• [What the task requires]
Extract the lines verbatim, starting at the first line and ending with the line that contains "cell-e18[interactable]: [458, 977, 517, 1015]", both included.

• [Data listing]

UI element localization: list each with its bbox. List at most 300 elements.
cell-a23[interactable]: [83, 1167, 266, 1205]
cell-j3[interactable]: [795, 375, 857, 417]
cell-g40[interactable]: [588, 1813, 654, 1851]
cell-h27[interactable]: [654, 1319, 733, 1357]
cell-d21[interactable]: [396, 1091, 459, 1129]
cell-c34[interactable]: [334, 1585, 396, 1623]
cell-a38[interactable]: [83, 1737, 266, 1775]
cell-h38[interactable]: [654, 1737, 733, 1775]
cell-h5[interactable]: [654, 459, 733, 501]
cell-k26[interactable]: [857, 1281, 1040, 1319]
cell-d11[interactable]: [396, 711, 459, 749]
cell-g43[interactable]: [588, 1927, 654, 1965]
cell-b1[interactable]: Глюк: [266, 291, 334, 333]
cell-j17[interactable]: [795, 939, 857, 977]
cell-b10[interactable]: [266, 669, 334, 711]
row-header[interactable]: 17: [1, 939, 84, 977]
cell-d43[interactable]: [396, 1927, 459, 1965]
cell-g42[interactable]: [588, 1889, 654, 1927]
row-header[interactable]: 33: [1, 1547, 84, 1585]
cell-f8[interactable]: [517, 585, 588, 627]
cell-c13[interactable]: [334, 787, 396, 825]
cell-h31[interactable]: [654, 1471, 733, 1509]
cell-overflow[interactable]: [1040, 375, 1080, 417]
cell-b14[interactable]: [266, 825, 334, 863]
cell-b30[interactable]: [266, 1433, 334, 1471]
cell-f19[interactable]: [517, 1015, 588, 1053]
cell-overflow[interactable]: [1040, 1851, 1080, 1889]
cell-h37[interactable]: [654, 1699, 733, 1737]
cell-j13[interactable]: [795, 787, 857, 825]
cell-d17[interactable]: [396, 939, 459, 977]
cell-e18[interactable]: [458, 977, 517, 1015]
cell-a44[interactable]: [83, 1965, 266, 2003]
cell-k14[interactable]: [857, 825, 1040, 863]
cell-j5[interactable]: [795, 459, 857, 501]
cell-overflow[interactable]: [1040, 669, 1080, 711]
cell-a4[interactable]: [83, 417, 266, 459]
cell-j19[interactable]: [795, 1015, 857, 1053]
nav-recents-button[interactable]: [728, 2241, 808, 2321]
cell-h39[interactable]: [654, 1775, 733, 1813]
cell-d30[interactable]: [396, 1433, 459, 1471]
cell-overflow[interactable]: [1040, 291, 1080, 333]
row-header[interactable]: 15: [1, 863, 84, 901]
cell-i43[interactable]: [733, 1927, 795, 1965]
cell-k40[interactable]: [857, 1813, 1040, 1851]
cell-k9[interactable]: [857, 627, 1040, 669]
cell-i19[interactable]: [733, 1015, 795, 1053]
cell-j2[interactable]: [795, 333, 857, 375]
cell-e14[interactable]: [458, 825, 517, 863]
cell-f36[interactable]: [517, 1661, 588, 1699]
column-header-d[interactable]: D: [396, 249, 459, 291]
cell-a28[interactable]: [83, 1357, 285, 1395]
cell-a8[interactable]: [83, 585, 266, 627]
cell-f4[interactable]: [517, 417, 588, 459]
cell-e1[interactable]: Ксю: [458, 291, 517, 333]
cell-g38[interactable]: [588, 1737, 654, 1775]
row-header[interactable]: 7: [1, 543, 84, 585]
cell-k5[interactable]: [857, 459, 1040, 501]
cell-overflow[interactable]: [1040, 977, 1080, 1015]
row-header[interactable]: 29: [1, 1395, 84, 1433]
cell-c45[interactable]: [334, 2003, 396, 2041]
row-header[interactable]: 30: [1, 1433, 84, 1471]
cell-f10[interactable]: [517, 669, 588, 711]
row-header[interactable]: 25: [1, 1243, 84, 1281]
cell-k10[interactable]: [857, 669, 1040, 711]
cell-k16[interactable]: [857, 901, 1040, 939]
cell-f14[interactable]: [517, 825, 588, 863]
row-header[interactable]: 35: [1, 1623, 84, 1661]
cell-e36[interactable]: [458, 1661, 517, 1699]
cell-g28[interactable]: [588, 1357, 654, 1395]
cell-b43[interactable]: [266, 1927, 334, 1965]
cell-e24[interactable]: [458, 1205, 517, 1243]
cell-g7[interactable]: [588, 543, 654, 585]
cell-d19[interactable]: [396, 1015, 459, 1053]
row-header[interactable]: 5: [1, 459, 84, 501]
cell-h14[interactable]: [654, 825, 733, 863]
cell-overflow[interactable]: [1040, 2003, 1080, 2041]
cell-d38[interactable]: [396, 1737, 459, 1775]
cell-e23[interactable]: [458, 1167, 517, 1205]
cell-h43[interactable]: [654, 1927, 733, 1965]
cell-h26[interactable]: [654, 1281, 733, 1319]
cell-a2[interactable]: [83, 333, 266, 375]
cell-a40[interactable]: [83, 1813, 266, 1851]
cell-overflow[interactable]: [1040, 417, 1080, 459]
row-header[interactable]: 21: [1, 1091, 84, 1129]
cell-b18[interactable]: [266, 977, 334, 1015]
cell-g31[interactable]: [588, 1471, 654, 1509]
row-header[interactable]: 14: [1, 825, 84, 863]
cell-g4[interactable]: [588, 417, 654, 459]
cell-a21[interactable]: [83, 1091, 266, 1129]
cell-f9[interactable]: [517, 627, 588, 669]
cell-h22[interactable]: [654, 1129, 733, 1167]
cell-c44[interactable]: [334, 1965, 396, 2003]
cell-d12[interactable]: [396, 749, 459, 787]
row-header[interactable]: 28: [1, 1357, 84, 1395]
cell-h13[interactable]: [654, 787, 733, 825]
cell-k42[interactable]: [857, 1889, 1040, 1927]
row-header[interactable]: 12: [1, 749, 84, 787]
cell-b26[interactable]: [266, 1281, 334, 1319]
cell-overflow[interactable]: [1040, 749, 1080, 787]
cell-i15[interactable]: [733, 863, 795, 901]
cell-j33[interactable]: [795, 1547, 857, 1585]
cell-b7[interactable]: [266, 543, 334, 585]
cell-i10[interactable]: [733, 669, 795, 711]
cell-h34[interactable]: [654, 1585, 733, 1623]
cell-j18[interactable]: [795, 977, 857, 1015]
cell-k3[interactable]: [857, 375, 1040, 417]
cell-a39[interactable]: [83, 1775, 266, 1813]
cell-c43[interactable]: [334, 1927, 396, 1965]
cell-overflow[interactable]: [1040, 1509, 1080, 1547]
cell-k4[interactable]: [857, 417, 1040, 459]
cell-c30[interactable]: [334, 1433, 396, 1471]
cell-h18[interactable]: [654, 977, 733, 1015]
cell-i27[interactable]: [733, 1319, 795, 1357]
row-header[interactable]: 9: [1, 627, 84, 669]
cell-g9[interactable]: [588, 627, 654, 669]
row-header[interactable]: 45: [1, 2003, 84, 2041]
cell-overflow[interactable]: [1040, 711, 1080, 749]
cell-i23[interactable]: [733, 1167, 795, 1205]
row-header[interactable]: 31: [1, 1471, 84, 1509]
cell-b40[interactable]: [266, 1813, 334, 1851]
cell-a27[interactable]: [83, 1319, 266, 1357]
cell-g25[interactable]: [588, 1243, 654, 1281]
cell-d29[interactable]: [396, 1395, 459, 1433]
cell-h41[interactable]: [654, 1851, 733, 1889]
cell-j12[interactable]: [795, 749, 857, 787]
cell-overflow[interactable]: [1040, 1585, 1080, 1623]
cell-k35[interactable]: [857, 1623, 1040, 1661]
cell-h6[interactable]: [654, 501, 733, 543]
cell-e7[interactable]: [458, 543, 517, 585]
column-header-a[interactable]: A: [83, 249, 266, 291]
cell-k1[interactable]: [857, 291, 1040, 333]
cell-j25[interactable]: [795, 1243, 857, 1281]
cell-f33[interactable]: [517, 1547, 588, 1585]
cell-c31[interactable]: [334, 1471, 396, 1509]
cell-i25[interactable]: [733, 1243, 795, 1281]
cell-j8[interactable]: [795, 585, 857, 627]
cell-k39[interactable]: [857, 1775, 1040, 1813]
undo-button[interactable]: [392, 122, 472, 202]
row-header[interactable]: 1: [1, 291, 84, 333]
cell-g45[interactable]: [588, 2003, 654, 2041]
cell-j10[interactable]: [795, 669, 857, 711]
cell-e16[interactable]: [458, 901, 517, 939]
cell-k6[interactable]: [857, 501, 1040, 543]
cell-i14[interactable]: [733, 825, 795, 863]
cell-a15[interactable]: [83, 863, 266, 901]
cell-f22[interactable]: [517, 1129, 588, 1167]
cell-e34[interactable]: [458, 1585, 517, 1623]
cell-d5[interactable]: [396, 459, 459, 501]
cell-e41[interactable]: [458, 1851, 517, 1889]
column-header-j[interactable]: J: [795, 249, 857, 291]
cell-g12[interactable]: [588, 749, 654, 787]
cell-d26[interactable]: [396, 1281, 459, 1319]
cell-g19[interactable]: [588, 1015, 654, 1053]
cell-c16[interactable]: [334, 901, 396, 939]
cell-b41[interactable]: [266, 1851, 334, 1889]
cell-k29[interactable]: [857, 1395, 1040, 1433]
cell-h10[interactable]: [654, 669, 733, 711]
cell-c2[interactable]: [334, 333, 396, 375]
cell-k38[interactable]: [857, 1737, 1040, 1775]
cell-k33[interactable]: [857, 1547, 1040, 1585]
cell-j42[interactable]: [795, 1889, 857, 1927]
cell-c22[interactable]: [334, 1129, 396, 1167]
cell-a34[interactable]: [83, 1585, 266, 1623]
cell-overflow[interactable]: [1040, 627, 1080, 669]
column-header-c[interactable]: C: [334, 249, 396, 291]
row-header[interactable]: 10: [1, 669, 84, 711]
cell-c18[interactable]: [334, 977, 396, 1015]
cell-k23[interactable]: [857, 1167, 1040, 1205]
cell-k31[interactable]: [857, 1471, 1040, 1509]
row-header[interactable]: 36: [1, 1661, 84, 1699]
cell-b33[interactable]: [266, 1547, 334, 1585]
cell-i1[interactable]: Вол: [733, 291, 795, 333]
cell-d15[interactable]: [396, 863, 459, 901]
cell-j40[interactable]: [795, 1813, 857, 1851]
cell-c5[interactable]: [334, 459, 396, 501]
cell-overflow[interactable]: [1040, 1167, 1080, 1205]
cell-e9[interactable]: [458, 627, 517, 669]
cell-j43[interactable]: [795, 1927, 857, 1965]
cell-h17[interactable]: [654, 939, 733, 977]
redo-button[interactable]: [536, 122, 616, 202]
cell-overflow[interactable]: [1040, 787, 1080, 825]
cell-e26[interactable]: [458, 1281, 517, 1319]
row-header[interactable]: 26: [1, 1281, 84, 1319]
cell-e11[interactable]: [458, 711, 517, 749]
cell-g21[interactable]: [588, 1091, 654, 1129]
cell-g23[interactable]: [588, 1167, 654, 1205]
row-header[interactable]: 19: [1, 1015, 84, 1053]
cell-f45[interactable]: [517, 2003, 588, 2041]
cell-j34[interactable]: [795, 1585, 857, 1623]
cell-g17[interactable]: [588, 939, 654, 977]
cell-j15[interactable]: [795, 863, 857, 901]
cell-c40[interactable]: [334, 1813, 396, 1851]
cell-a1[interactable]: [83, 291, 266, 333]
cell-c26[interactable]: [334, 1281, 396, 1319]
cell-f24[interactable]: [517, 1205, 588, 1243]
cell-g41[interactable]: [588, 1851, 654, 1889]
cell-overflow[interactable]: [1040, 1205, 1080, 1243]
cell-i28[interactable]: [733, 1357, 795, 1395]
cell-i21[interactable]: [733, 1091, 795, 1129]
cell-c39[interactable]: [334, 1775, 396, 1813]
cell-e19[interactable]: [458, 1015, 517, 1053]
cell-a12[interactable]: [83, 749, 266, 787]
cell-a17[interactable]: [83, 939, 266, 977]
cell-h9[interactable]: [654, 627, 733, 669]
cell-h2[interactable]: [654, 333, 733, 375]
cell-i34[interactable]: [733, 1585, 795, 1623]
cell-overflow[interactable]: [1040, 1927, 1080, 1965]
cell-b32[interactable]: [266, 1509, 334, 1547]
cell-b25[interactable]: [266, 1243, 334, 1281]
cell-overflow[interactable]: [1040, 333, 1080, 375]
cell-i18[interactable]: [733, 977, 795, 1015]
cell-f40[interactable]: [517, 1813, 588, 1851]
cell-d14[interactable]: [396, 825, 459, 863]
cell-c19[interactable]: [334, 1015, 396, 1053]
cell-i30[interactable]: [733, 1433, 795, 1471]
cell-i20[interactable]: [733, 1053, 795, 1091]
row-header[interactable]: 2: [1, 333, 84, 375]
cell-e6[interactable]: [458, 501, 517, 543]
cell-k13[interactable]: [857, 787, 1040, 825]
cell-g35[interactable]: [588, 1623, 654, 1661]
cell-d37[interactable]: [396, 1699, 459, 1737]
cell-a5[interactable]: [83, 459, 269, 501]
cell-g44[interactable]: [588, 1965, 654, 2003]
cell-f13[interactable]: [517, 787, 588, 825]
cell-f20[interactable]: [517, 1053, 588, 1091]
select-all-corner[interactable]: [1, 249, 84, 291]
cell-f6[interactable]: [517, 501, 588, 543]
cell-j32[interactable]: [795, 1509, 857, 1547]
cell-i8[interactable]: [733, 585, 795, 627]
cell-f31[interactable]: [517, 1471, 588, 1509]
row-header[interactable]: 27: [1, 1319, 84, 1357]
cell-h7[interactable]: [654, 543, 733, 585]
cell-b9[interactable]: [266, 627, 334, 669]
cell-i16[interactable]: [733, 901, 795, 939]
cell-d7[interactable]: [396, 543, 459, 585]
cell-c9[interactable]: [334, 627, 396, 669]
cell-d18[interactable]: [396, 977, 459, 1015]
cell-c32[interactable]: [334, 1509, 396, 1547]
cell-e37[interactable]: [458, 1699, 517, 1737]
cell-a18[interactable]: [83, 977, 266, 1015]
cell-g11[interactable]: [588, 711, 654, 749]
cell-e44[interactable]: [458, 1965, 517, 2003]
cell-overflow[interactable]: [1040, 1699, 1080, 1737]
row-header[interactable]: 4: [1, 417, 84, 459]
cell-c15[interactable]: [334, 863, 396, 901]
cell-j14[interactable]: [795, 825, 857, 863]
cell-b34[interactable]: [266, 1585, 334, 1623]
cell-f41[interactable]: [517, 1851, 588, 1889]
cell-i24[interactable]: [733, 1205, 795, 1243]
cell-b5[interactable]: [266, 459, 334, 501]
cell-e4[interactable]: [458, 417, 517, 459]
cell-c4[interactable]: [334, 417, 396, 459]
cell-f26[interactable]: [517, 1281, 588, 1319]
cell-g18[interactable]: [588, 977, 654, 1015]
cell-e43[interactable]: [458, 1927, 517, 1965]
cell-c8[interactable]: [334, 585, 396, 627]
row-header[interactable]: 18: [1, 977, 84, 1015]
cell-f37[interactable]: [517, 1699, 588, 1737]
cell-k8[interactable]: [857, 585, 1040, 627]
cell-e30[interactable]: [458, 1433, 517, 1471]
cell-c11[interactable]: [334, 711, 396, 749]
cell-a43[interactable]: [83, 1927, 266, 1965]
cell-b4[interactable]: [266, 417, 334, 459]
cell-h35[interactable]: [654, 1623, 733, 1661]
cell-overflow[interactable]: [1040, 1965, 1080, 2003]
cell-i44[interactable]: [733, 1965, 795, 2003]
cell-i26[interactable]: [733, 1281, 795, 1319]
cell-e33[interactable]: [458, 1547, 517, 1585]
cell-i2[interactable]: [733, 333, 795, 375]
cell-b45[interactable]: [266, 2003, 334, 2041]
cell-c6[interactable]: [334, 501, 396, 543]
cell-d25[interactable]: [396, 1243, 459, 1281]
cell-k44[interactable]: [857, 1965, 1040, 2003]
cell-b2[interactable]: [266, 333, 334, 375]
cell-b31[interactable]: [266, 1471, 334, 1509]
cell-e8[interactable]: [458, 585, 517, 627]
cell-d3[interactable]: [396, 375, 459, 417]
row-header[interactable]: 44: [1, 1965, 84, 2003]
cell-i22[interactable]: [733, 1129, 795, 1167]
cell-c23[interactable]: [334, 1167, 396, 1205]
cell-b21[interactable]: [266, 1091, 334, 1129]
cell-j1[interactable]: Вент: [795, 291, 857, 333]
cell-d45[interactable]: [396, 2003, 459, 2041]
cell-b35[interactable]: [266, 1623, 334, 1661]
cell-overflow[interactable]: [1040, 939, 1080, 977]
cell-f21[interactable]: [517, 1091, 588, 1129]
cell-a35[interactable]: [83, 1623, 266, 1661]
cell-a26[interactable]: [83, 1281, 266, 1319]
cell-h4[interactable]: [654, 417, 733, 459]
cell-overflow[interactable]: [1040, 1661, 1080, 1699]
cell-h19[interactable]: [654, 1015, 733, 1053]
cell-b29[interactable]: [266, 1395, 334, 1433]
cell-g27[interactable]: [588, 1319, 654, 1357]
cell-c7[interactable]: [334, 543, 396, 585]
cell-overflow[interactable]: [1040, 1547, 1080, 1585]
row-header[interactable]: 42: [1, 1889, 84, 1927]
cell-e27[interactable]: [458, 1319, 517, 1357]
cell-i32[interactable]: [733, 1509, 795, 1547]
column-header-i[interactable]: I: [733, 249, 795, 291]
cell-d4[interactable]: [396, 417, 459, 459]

• [Output for this task]
UI element localization: list each with its bbox. List at most 300 elements.
cell-a23[interactable]: [83, 1167, 266, 1205]
cell-j3[interactable]: [795, 375, 857, 417]
cell-g40[interactable]: [588, 1813, 654, 1851]
cell-h27[interactable]: [654, 1319, 733, 1357]
cell-d21[interactable]: [396, 1091, 459, 1129]
cell-c34[interactable]: [334, 1585, 396, 1623]
cell-a38[interactable]: [83, 1737, 266, 1775]
cell-h38[interactable]: [654, 1737, 733, 1775]
cell-h5[interactable]: [654, 459, 733, 501]
cell-k26[interactable]: [857, 1281, 1040, 1319]
cell-d11[interactable]: [396, 711, 459, 749]
cell-g43[interactable]: [588, 1927, 654, 1965]
cell-b1[interactable]: Глюк: [266, 291, 334, 333]
cell-j17[interactable]: [795, 939, 857, 977]
cell-b10[interactable]: [266, 669, 334, 711]
row-header[interactable]: 17: [1, 939, 84, 977]
cell-d43[interactable]: [396, 1927, 459, 1965]
cell-g42[interactable]: [588, 1889, 654, 1927]
row-header[interactable]: 33: [1, 1547, 84, 1585]
cell-f8[interactable]: [517, 585, 588, 627]
cell-c13[interactable]: [334, 787, 396, 825]
cell-h31[interactable]: [654, 1471, 733, 1509]
cell-overflow[interactable]: [1040, 375, 1080, 417]
cell-b14[interactable]: [266, 825, 334, 863]
cell-b30[interactable]: [266, 1433, 334, 1471]
cell-f19[interactable]: [517, 1015, 588, 1053]
cell-overflow[interactable]: [1040, 1851, 1080, 1889]
cell-h37[interactable]: [654, 1699, 733, 1737]
cell-j13[interactable]: [795, 787, 857, 825]
cell-d17[interactable]: [396, 939, 459, 977]
cell-e18[interactable]: [458, 977, 517, 1015]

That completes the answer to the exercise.